[Recorded data]
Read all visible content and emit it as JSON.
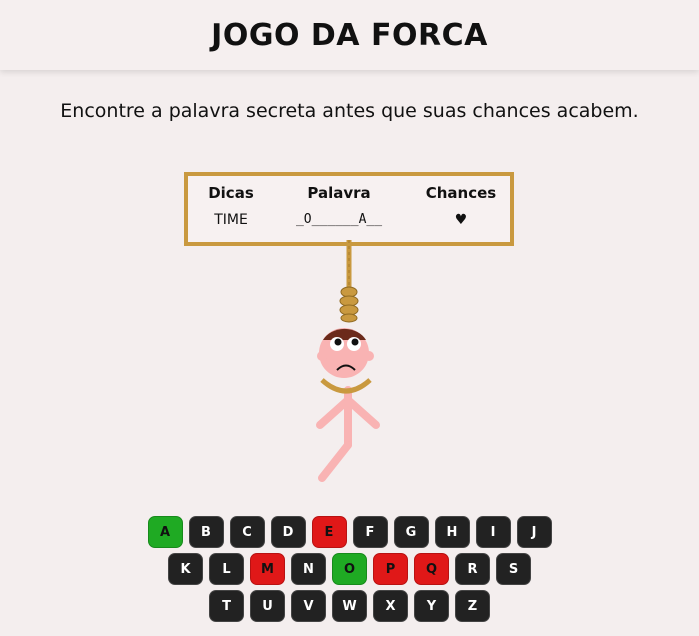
{
  "header": {
    "title": "JOGO DA FORCA"
  },
  "instructions": "Encontre a palavra secreta antes que suas chances acabem.",
  "board": {
    "hint_label": "Dicas",
    "word_label": "Palavra",
    "chances_label": "Chances",
    "hint": "TIME",
    "word": "_O______A__",
    "chances_icon": "heart-icon",
    "chances_symbol": "♥",
    "chances_remaining": 1
  },
  "colors": {
    "correct": "#1faa23",
    "wrong": "#e01818",
    "unused": "#222222",
    "board_border": "#c9993f",
    "heart": "#b30000"
  },
  "keyboard": {
    "rows": [
      [
        {
          "letter": "A",
          "state": "correct"
        },
        {
          "letter": "B",
          "state": "unused"
        },
        {
          "letter": "C",
          "state": "unused"
        },
        {
          "letter": "D",
          "state": "unused"
        },
        {
          "letter": "E",
          "state": "wrong"
        },
        {
          "letter": "F",
          "state": "unused"
        },
        {
          "letter": "G",
          "state": "unused"
        },
        {
          "letter": "H",
          "state": "unused"
        },
        {
          "letter": "I",
          "state": "unused"
        },
        {
          "letter": "J",
          "state": "unused"
        }
      ],
      [
        {
          "letter": "K",
          "state": "unused"
        },
        {
          "letter": "L",
          "state": "unused"
        },
        {
          "letter": "M",
          "state": "wrong"
        },
        {
          "letter": "N",
          "state": "unused"
        },
        {
          "letter": "O",
          "state": "correct"
        },
        {
          "letter": "P",
          "state": "wrong"
        },
        {
          "letter": "Q",
          "state": "wrong"
        },
        {
          "letter": "R",
          "state": "unused"
        },
        {
          "letter": "S",
          "state": "unused"
        }
      ],
      [
        {
          "letter": "T",
          "state": "unused"
        },
        {
          "letter": "U",
          "state": "unused"
        },
        {
          "letter": "V",
          "state": "unused"
        },
        {
          "letter": "W",
          "state": "unused"
        },
        {
          "letter": "X",
          "state": "unused"
        },
        {
          "letter": "Y",
          "state": "unused"
        },
        {
          "letter": "Z",
          "state": "unused"
        }
      ]
    ]
  }
}
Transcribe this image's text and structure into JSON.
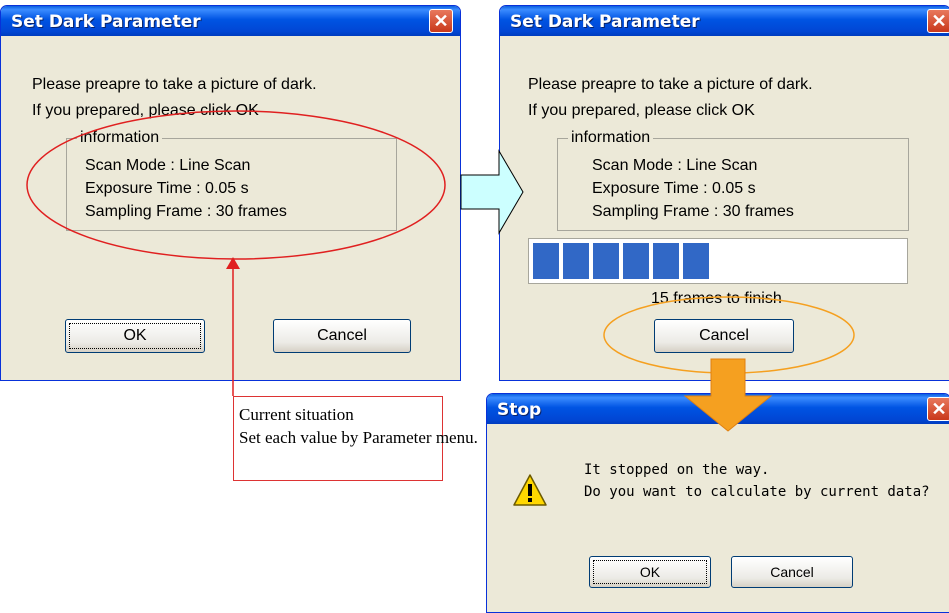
{
  "left_dialog": {
    "title": "Set Dark Parameter",
    "line1": "Please preapre to take a picture of dark.",
    "line2": "If you prepared, please click OK",
    "group_label": "information",
    "scan_mode": "Scan Mode : Line Scan",
    "exposure": "Exposure Time : 0.05 s",
    "sampling": "Sampling Frame : 30 frames",
    "ok_label": "OK",
    "cancel_label": "Cancel"
  },
  "right_dialog": {
    "title": "Set Dark Parameter",
    "line1": "Please preapre to take a picture of dark.",
    "line2": "If you prepared, please click OK",
    "group_label": "information",
    "scan_mode": "Scan Mode : Line Scan",
    "exposure": "Exposure Time : 0.05 s",
    "sampling": "Sampling Frame : 30 frames",
    "progress_status": "15 frames to finish",
    "progress_fraction": 0.5,
    "cancel_label": "Cancel"
  },
  "stop_dialog": {
    "title": "Stop",
    "line1": "It stopped on the way.",
    "line2": "Do you want to calculate by current data?",
    "ok_label": "OK",
    "cancel_label": "Cancel"
  },
  "callout": {
    "line1": "Current situation",
    "line2": "Set each value by Parameter menu."
  },
  "colors": {
    "annotation_red": "#e02020",
    "annotation_orange": "#f5a020",
    "arrow_fill": "#ccffff",
    "progress_blue": "#3168c6"
  }
}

[Instruction]
Every line above should be returned word for word, with the pictures left behind.

[Problem solution]
Read all visible content and emit it as JSON.
{
  "header": {
    "title": "JOGO DA FORCA"
  },
  "instructions": "Encontre a palavra secreta antes que suas chances acabem.",
  "board": {
    "hint_label": "Dicas",
    "word_label": "Palavra",
    "chances_label": "Chances",
    "hint": "TIME",
    "word": "_O______A__",
    "chances_icon": "heart-icon",
    "chances_symbol": "♥",
    "chances_remaining": 1
  },
  "colors": {
    "correct": "#1faa23",
    "wrong": "#e01818",
    "unused": "#222222",
    "board_border": "#c9993f",
    "heart": "#b30000"
  },
  "keyboard": {
    "rows": [
      [
        {
          "letter": "A",
          "state": "correct"
        },
        {
          "letter": "B",
          "state": "unused"
        },
        {
          "letter": "C",
          "state": "unused"
        },
        {
          "letter": "D",
          "state": "unused"
        },
        {
          "letter": "E",
          "state": "wrong"
        },
        {
          "letter": "F",
          "state": "unused"
        },
        {
          "letter": "G",
          "state": "unused"
        },
        {
          "letter": "H",
          "state": "unused"
        },
        {
          "letter": "I",
          "state": "unused"
        },
        {
          "letter": "J",
          "state": "unused"
        }
      ],
      [
        {
          "letter": "K",
          "state": "unused"
        },
        {
          "letter": "L",
          "state": "unused"
        },
        {
          "letter": "M",
          "state": "wrong"
        },
        {
          "letter": "N",
          "state": "unused"
        },
        {
          "letter": "O",
          "state": "correct"
        },
        {
          "letter": "P",
          "state": "wrong"
        },
        {
          "letter": "Q",
          "state": "wrong"
        },
        {
          "letter": "R",
          "state": "unused"
        },
        {
          "letter": "S",
          "state": "unused"
        }
      ],
      [
        {
          "letter": "T",
          "state": "unused"
        },
        {
          "letter": "U",
          "state": "unused"
        },
        {
          "letter": "V",
          "state": "unused"
        },
        {
          "letter": "W",
          "state": "unused"
        },
        {
          "letter": "X",
          "state": "unused"
        },
        {
          "letter": "Y",
          "state": "unused"
        },
        {
          "letter": "Z",
          "state": "unused"
        }
      ]
    ]
  }
}
Transcribe this image's text and structure into JSON.
{
  "left_dialog": {
    "title": "Set Dark Parameter",
    "line1": "Please preapre to take a picture of dark.",
    "line2": "If you prepared, please click OK",
    "group_label": "information",
    "scan_mode": "Scan Mode : Line Scan",
    "exposure": "Exposure Time : 0.05 s",
    "sampling": "Sampling Frame : 30 frames",
    "ok_label": "OK",
    "cancel_label": "Cancel"
  },
  "right_dialog": {
    "title": "Set Dark Parameter",
    "line1": "Please preapre to take a picture of dark.",
    "line2": "If you prepared, please click OK",
    "group_label": "information",
    "scan_mode": "Scan Mode : Line Scan",
    "exposure": "Exposure Time : 0.05 s",
    "sampling": "Sampling Frame : 30 frames",
    "progress_status": "15 frames to finish",
    "progress_fraction": 0.5,
    "cancel_label": "Cancel"
  },
  "stop_dialog": {
    "title": "Stop",
    "line1": "It stopped on the way.",
    "line2": "Do you want to calculate by current data?",
    "ok_label": "OK",
    "cancel_label": "Cancel"
  },
  "callout": {
    "line1": "Current situation",
    "line2": "Set each value by Parameter menu."
  },
  "colors": {
    "annotation_red": "#e02020",
    "annotation_orange": "#f5a020",
    "arrow_fill": "#ccffff",
    "progress_blue": "#3168c6"
  }
}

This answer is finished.